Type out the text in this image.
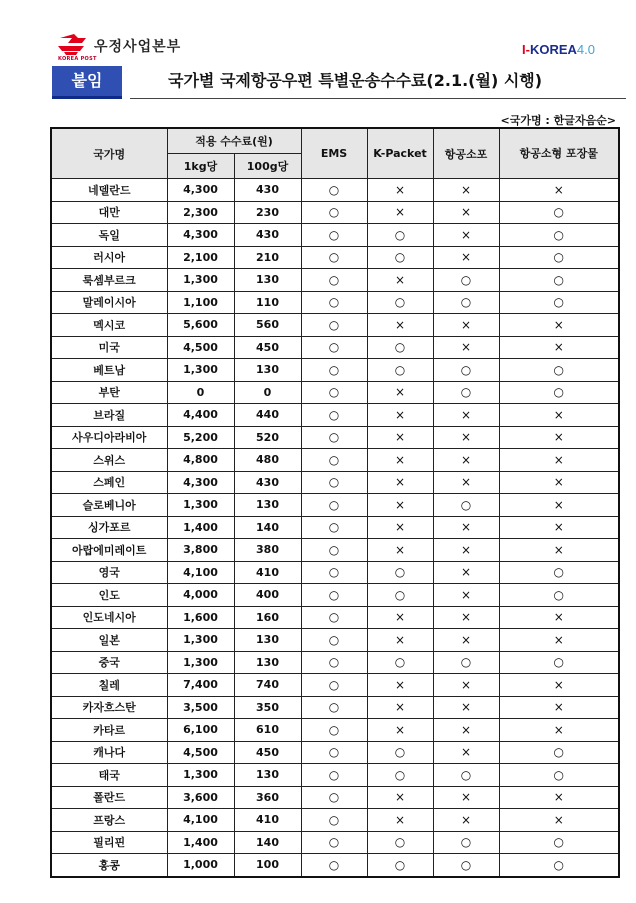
우정사업본부
KOREA POST
I-KOREA4.0
붙임	국가별 국제항공우편 특별운송수수료(2.1.(월) 시행)
<국가명 : 한글자음순>
국가명	적용 수수료(원)		EMS	K-Packet	항공소포	항공소형 포장물
	1kg당	100g당				
네델란드	4,300	430	○	×	×	×
대만	2,300	230	○	×	×	○
독일	4,300	430	○	○	×	○
러시아	2,100	210	○	○	×	○
룩셈부르크	1,300	130	○	×	○	○
말레이시아	1,100	110	○	○	○	○
멕시코	5,600	560	○	×	×	×
미국	4,500	450	○	○	×	×
베트남	1,300	130	○	○	○	○
부탄	0	0	○	×	○	○
브라질	4,400	440	○	×	×	×
사우디아라비아	5,200	520	○	×	×	×
스위스	4,800	480	○	×	×	×
스페인	4,300	430	○	×	×	×
슬로베니아	1,300	130	○	×	○	×
싱가포르	1,400	140	○	×	×	×
아랍에미레이트	3,800	380	○	×	×	×
영국	4,100	410	○	○	×	○
인도	4,000	400	○	○	×	○
인도네시아	1,600	160	○	×	×	×
일본	1,300	130	○	×	×	×
중국	1,300	130	○	○	○	○
칠레	7,400	740	○	×	×	×
카자흐스탄	3,500	350	○	×	×	×
카타르	6,100	610	○	×	×	×
캐나다	4,500	450	○	○	×	○
태국	1,300	130	○	○	○	○
폴란드	3,600	360	○	×	×	×
프랑스	4,100	410	○	×	×	×
필리핀	1,400	140	○	○	○	○
홍콩	1,000	100	○	○	○	○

---

• _Your objective_
Copy the whole listing above word for word but do not carry over the pictures.

• _Complete answer_
Type out the text in this image.
우정사업본부
KOREA POST
I-KOREA4.0
붙임	국가별 국제항공우편 특별운송수수료(2.1.(월) 시행)
<국가명 : 한글자음순>
국가명	적용 수수료(원)		EMS	K-Packet	항공소포	항공소형 포장물
	1kg당	100g당				
네델란드	4,300	430	○	×	×	×
대만	2,300	230	○	×	×	○
독일	4,300	430	○	○	×	○
러시아	2,100	210	○	○	×	○
룩셈부르크	1,300	130	○	×	○	○
말레이시아	1,100	110	○	○	○	○
멕시코	5,600	560	○	×	×	×
미국	4,500	450	○	○	×	×
베트남	1,300	130	○	○	○	○
부탄	0	0	○	×	○	○
브라질	4,400	440	○	×	×	×
사우디아라비아	5,200	520	○	×	×	×
스위스	4,800	480	○	×	×	×
스페인	4,300	430	○	×	×	×
슬로베니아	1,300	130	○	×	○	×
싱가포르	1,400	140	○	×	×	×
아랍에미레이트	3,800	380	○	×	×	×
영국	4,100	410	○	○	×	○
인도	4,000	400	○	○	×	○
인도네시아	1,600	160	○	×	×	×
일본	1,300	130	○	×	×	×
중국	1,300	130	○	○	○	○
칠레	7,400	740	○	×	×	×
카자흐스탄	3,500	350	○	×	×	×
카타르	6,100	610	○	×	×	×
캐나다	4,500	450	○	○	×	○
태국	1,300	130	○	○	○	○
폴란드	3,600	360	○	×	×	×
프랑스	4,100	410	○	×	×	×
필리핀	1,400	140	○	○	○	○
홍콩	1,000	100	○	○	○	○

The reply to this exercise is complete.